List every line in this data where the string "right" occurs.

• [Entries supplied]:

______

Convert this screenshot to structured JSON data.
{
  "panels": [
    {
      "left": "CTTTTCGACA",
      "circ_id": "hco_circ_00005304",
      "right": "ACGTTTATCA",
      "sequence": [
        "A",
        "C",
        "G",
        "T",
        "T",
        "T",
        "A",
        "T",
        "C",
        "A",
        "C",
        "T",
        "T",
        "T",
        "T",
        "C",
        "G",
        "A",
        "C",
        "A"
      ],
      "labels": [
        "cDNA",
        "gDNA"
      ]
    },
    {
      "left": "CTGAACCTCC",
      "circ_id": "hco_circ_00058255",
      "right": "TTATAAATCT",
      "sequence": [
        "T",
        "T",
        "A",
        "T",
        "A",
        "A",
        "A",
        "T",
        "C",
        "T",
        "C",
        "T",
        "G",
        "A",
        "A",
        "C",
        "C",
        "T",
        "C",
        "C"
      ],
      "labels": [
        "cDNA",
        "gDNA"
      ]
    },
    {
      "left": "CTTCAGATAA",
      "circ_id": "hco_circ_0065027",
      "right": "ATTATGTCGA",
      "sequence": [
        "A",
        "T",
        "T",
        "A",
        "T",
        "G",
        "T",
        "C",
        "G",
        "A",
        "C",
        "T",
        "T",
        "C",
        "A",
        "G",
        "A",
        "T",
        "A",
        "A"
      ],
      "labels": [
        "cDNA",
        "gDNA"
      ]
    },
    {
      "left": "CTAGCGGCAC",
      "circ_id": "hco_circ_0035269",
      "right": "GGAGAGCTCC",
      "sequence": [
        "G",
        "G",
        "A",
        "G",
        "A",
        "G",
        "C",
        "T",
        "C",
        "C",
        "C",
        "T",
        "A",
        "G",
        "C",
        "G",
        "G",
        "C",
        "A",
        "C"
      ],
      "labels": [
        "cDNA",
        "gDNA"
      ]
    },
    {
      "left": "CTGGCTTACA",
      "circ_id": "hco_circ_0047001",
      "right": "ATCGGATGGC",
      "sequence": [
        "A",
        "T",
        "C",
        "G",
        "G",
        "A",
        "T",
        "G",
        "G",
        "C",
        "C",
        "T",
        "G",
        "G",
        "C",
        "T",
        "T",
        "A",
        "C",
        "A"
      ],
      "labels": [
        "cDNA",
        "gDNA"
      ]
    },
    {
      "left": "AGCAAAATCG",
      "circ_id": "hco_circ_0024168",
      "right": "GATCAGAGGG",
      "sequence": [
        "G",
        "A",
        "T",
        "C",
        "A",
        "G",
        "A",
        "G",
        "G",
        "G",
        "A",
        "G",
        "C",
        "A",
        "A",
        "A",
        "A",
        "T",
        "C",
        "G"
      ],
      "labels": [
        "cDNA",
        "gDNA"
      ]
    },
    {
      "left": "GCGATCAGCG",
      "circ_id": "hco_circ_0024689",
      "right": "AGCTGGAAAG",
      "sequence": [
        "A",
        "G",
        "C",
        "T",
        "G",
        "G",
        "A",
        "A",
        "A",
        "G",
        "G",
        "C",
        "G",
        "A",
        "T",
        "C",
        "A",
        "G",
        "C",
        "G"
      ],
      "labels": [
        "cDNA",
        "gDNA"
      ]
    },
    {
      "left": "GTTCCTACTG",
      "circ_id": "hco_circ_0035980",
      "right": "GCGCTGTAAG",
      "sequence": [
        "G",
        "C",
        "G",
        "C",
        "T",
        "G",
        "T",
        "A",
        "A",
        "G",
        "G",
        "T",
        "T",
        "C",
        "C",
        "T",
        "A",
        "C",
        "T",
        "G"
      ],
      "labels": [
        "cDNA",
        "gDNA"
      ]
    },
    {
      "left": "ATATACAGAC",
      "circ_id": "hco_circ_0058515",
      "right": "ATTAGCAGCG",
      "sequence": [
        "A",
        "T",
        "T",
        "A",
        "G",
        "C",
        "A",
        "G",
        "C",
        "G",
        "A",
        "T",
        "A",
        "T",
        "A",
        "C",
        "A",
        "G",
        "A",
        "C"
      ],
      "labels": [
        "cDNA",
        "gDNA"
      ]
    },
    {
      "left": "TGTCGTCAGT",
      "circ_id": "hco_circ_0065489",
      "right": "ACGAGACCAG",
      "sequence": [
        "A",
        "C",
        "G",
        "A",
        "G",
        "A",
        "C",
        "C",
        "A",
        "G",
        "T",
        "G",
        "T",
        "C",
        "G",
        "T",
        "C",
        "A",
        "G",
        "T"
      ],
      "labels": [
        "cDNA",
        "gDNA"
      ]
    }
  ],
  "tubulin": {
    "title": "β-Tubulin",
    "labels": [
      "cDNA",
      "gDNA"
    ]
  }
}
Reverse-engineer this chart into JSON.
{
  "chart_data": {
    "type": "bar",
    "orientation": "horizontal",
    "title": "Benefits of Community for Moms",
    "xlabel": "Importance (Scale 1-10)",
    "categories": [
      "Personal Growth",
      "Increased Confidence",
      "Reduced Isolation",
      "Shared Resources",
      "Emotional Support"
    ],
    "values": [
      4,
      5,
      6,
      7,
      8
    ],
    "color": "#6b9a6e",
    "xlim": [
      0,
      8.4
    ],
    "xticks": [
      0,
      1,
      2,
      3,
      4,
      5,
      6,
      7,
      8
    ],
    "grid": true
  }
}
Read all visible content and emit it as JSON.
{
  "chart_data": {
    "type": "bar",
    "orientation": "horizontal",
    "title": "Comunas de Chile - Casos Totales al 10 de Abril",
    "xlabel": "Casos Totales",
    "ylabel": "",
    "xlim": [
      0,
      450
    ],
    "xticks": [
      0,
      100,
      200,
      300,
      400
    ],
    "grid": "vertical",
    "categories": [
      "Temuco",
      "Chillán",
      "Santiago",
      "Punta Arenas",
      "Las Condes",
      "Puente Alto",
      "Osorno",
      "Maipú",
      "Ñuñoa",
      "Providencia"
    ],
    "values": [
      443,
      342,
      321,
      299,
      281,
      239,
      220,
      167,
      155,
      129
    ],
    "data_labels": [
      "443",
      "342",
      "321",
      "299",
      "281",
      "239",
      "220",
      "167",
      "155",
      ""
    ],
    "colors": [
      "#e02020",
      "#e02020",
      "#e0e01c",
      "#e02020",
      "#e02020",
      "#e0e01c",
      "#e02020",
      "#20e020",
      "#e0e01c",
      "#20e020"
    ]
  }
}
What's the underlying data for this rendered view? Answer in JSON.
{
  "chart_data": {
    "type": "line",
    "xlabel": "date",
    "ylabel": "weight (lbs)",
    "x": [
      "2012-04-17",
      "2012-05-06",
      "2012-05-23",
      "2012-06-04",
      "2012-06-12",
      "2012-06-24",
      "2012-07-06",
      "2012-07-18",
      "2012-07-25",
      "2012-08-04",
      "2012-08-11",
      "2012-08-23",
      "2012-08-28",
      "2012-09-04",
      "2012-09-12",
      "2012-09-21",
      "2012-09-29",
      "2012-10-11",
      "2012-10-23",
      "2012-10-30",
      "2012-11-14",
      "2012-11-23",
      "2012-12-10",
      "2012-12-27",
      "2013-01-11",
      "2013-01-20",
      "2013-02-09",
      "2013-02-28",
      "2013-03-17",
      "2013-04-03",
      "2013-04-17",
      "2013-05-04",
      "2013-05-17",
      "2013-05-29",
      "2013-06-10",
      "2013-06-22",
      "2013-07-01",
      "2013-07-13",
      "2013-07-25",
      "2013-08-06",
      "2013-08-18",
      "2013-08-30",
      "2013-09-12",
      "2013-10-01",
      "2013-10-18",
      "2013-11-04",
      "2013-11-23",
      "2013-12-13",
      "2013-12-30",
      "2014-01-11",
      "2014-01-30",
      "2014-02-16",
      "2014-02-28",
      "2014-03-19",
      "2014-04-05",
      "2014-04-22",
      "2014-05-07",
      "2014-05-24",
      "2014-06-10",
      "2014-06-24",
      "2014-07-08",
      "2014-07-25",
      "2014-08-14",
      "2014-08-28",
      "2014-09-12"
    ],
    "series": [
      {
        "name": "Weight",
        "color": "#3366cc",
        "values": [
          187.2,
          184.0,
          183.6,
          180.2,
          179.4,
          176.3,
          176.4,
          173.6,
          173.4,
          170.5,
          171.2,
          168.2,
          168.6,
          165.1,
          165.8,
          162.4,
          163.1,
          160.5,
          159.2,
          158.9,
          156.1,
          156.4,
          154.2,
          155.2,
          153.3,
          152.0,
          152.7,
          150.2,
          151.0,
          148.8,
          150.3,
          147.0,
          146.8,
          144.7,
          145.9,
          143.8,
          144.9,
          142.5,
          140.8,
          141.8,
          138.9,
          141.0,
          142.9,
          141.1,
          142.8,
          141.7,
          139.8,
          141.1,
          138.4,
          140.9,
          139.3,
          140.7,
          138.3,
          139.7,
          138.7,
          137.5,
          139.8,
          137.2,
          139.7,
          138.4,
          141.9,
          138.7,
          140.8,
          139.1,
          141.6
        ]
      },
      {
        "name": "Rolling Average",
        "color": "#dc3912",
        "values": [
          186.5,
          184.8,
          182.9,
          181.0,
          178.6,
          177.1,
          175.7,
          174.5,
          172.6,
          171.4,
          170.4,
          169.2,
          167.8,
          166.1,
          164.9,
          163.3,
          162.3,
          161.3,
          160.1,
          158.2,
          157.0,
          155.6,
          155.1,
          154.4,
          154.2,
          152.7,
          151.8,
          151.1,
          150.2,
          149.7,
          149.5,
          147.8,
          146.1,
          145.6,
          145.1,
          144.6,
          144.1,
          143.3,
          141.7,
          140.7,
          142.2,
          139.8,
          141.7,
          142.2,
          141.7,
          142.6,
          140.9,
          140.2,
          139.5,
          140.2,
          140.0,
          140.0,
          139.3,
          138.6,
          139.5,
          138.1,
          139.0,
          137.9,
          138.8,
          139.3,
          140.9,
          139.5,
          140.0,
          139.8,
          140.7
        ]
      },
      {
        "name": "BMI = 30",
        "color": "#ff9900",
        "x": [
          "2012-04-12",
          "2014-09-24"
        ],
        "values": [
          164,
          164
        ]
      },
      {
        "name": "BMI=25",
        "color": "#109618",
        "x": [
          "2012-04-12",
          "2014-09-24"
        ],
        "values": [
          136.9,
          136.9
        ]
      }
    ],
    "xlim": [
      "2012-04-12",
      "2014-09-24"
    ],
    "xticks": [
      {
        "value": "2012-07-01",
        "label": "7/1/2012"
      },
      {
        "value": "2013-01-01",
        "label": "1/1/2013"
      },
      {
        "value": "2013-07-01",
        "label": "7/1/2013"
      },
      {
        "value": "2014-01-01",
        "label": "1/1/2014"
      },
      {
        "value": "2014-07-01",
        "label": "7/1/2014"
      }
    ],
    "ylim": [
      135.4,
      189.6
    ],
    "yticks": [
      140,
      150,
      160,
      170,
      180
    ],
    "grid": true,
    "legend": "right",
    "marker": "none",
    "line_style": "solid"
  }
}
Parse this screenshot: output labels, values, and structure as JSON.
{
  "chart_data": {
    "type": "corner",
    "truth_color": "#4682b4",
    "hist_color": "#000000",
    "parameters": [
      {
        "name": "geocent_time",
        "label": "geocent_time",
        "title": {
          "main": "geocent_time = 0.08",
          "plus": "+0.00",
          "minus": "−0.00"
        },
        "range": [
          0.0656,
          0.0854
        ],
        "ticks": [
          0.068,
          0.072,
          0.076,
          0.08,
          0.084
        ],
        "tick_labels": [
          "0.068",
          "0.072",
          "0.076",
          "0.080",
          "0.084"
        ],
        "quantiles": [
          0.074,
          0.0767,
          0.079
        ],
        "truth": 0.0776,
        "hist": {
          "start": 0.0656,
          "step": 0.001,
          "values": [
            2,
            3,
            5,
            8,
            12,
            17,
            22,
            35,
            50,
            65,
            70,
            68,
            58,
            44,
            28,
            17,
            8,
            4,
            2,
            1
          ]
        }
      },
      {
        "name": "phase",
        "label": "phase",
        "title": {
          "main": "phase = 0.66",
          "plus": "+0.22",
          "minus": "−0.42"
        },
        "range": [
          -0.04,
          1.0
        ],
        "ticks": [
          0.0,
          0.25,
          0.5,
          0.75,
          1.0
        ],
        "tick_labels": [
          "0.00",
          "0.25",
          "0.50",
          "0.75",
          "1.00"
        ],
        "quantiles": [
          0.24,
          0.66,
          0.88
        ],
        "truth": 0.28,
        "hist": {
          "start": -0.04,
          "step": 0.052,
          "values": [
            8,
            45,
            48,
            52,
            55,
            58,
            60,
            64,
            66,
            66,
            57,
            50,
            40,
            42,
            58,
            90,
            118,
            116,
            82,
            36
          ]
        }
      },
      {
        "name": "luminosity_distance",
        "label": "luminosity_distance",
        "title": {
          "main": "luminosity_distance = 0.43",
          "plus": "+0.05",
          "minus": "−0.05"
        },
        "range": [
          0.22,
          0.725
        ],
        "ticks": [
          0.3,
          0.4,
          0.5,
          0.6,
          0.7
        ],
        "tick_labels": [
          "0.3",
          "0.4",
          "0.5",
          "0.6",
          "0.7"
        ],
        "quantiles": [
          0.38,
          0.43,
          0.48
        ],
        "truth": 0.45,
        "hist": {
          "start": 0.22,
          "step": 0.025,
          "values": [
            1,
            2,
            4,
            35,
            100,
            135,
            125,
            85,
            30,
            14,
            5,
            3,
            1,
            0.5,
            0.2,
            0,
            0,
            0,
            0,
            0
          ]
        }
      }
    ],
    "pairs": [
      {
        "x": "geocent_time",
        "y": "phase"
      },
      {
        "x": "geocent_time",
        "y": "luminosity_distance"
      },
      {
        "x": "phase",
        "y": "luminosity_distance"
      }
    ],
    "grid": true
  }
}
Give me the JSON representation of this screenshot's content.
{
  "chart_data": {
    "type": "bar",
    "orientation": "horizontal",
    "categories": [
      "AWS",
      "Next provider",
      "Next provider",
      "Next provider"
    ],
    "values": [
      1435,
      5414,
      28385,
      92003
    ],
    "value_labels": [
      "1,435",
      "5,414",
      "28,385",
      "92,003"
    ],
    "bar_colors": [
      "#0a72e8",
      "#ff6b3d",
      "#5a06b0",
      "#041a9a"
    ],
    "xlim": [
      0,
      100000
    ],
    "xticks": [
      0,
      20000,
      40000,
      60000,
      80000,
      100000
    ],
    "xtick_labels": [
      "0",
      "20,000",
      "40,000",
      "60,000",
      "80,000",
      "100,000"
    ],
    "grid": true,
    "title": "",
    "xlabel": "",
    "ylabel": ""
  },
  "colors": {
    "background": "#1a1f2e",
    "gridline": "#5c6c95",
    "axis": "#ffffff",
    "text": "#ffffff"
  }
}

______

• [Solution]:
      "right": "ACGTTTATCA",
      "right": "TTATAAATCT",
      "right": "ATTATGTCGA",
      "right": "GGAGAGCTCC",
      "right": "ATCGGATGGC",
      "right": "GATCAGAGGG",
      "right": "AGCTGGAAAG",
      "right": "GCGCTGTAAG",
      "right": "ATTAGCAGCG",
      "right": "ACGAGACCAG",
    "legend": "right",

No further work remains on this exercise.